> Assigned task
Produce the full set of records below once more, exactly as they stand.

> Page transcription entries
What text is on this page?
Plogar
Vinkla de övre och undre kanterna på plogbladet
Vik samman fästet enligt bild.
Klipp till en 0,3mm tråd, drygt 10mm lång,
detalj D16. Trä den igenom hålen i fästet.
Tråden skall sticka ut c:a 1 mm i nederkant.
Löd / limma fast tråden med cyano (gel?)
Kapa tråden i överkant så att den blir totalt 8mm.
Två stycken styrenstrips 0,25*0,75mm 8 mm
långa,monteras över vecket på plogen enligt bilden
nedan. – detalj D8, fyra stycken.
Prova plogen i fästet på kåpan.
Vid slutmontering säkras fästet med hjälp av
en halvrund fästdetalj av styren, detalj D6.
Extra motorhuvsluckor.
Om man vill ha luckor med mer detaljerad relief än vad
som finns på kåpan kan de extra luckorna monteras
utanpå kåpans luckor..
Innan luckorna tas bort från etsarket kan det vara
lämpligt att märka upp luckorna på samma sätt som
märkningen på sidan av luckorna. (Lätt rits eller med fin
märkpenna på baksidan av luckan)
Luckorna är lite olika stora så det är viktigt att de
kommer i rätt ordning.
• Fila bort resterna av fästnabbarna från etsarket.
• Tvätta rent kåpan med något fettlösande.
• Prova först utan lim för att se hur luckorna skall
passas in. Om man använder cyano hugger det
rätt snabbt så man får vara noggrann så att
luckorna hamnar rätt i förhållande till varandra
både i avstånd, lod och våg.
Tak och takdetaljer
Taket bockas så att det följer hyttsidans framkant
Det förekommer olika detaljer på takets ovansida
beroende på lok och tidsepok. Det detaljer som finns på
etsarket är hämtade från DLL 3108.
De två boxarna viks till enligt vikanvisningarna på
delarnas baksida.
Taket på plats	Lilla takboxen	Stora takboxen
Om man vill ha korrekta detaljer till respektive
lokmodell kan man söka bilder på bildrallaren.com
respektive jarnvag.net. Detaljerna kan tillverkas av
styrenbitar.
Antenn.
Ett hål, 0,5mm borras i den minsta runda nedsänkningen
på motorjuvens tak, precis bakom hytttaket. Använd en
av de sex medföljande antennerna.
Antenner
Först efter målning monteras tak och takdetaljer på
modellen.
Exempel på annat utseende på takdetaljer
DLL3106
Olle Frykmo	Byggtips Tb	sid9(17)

> Solution for this problem
What text is on this page?
Plogar
Vinkla de övre och undre kanterna på plogbladet
Vik samman fästet enligt bild.
Klipp till en 0,3mm tråd, drygt 10mm lång,
detalj D16. Trä den igenom hålen i fästet.
Tråden skall sticka ut c:a 1 mm i nederkant.
Löd / limma fast tråden med cyano (gel?)
Kapa tråden i överkant så att den blir totalt 8mm.
Två stycken styrenstrips 0,25*0,75mm 8 mm
långa,monteras över vecket på plogen enligt bilden
nedan. – detalj D8, fyra stycken.
Prova plogen i fästet på kåpan.
Vid slutmontering säkras fästet med hjälp av
en halvrund fästdetalj av styren, detalj D6.
Extra motorhuvsluckor.
Om man vill ha luckor med mer detaljerad relief än vad
som finns på kåpan kan de extra luckorna monteras
utanpå kåpans luckor..
Innan luckorna tas bort från etsarket kan det vara
lämpligt att märka upp luckorna på samma sätt som
märkningen på sidan av luckorna. (Lätt rits eller med fin
märkpenna på baksidan av luckan)
Luckorna är lite olika stora så det är viktigt att de
kommer i rätt ordning.
• Fila bort resterna av fästnabbarna från etsarket.
• Tvätta rent kåpan med något fettlösande.
• Prova först utan lim för att se hur luckorna skall
passas in. Om man använder cyano hugger det
rätt snabbt så man får vara noggrann så att
luckorna hamnar rätt i förhållande till varandra
både i avstånd, lod och våg.
Tak och takdetaljer
Taket bockas så att det följer hyttsidans framkant
Det förekommer olika detaljer på takets ovansida
beroende på lok och tidsepok. Det detaljer som finns på
etsarket är hämtade från DLL 3108.
De två boxarna viks till enligt vikanvisningarna på
delarnas baksida.
Taket på plats	Lilla takboxen	Stora takboxen
Om man vill ha korrekta detaljer till respektive
lokmodell kan man söka bilder på bildrallaren.com
respektive jarnvag.net. Detaljerna kan tillverkas av
styrenbitar.
Antenn.
Ett hål, 0,5mm borras i den minsta runda nedsänkningen
på motorjuvens tak, precis bakom hytttaket. Använd en
av de sex medföljande antennerna.
Antenner
Först efter målning monteras tak och takdetaljer på
modellen.
Exempel på annat utseende på takdetaljer
DLL3106
Olle Frykmo	Byggtips Tb	sid9(17)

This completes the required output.